§ **TO BE DONE**:
Work out how many lines include "name" and answer with that number only.

Excerpt from a dataset

• • • • • • •

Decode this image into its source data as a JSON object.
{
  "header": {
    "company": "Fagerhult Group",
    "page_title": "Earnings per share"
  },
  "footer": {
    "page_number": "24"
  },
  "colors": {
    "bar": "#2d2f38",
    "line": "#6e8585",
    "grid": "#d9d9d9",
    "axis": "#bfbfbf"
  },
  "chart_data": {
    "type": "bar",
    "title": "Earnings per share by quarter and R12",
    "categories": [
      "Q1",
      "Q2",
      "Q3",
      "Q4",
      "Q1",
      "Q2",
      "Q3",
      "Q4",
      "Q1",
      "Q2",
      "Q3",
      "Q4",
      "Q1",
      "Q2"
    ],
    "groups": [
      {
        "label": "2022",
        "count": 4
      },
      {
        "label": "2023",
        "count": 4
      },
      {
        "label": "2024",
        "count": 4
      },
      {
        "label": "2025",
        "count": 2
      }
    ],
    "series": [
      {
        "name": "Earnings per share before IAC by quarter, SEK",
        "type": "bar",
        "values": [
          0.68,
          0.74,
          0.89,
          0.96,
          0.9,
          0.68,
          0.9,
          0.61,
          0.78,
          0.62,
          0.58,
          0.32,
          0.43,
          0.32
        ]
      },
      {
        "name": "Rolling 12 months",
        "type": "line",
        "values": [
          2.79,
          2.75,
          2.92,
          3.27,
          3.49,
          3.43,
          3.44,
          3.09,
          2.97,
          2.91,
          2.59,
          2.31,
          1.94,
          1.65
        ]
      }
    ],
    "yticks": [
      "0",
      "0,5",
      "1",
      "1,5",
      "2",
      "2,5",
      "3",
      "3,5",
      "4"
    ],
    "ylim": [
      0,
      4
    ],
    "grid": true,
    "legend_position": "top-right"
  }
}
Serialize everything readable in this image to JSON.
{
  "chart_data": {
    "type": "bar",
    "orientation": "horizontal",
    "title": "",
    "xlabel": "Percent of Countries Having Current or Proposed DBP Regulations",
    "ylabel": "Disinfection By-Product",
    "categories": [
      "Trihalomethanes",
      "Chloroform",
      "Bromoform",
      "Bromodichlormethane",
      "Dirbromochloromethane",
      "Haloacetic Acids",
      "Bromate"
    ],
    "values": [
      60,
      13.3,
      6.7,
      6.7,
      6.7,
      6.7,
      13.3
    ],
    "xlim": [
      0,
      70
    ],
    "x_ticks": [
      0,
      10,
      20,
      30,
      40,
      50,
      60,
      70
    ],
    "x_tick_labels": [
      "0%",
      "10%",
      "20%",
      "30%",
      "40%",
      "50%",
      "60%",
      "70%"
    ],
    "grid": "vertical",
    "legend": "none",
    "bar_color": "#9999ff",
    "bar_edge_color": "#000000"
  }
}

• • • • • • •

§ **EXERCISE RESPONSE**:
2